Exercise: Return the number of lines holding "электрооборудования", with nothing added.

[BEGIN Records provided]

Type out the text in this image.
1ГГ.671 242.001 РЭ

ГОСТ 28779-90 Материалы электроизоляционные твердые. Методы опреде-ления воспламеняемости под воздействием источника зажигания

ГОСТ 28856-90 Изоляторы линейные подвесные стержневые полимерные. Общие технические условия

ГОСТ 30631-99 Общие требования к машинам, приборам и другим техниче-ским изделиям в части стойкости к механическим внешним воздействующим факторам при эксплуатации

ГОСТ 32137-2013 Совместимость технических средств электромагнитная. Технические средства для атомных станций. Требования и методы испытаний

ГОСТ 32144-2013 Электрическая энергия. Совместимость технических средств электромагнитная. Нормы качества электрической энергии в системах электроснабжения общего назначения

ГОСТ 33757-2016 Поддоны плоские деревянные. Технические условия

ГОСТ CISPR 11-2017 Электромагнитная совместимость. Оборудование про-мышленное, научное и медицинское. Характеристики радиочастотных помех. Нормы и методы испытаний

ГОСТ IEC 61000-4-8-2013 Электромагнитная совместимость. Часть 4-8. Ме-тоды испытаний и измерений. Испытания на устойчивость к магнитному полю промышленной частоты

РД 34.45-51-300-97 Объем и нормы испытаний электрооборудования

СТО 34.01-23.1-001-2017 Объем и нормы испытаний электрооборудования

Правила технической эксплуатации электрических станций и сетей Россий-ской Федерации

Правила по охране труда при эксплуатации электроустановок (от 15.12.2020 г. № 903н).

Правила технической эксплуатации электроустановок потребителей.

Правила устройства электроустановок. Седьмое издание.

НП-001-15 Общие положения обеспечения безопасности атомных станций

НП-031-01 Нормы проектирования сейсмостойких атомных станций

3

[END Records provided]

Output: 2